> [SUPPLIED DATA]:
#####

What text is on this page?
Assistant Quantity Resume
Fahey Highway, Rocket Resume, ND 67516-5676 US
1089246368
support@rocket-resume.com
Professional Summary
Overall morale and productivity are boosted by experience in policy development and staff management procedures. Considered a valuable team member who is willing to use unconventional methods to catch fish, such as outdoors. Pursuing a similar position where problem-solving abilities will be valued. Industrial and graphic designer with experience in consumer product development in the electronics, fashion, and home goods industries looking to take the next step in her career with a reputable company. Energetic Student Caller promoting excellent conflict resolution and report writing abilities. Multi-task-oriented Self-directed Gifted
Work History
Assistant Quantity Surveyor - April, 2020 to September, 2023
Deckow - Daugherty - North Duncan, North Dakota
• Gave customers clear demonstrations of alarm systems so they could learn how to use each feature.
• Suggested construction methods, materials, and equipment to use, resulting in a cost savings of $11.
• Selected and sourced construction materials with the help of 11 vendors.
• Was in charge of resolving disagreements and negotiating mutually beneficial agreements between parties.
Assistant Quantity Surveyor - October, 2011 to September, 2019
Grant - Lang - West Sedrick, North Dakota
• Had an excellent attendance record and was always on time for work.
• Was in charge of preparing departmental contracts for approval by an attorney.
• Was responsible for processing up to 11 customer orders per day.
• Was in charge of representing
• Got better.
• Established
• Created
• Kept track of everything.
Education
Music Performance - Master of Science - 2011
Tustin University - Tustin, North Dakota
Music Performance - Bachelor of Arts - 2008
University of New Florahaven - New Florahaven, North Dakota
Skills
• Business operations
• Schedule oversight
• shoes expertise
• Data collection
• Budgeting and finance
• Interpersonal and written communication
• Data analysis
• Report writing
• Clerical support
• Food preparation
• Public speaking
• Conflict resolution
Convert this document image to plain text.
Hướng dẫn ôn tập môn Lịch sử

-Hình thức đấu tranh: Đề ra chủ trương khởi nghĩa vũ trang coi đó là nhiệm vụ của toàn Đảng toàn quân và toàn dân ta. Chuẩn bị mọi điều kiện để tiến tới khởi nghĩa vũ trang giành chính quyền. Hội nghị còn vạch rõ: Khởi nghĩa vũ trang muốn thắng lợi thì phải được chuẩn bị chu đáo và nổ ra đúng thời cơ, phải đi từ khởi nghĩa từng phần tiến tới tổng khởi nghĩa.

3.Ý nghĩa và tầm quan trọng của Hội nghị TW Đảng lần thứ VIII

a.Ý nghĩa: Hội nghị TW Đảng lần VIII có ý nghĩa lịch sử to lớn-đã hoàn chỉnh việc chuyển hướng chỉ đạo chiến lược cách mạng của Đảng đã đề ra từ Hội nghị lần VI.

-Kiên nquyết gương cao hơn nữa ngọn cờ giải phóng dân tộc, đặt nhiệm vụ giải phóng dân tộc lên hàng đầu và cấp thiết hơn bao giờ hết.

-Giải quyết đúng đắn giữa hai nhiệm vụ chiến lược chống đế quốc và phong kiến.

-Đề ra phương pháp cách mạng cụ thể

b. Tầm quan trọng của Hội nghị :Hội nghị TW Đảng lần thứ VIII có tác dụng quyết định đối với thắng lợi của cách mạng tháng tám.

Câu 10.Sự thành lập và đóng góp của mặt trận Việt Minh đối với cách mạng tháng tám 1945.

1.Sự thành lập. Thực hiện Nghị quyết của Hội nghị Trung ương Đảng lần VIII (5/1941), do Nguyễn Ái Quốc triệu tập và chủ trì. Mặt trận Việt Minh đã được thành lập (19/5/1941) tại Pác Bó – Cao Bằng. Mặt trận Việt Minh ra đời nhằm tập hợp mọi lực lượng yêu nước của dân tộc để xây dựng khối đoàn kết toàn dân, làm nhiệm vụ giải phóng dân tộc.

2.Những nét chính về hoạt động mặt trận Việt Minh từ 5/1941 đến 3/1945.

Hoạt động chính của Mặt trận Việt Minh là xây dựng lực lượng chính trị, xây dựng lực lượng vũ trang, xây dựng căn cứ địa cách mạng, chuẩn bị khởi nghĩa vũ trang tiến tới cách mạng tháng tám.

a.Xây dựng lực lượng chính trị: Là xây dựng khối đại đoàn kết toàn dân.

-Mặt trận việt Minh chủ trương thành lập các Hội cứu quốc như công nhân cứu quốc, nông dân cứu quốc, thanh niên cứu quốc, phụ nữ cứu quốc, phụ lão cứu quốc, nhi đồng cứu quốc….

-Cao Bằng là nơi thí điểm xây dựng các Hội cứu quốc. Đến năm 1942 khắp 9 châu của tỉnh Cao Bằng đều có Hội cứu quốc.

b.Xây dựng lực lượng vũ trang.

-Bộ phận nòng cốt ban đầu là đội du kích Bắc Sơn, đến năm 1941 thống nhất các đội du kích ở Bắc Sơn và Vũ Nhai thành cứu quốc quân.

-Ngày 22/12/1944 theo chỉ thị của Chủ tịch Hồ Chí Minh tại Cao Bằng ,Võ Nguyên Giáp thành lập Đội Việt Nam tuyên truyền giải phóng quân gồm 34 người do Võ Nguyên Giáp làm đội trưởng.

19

#####

The word "North" may appear on some lines. Report how many lines hold it, giving the number alone.

4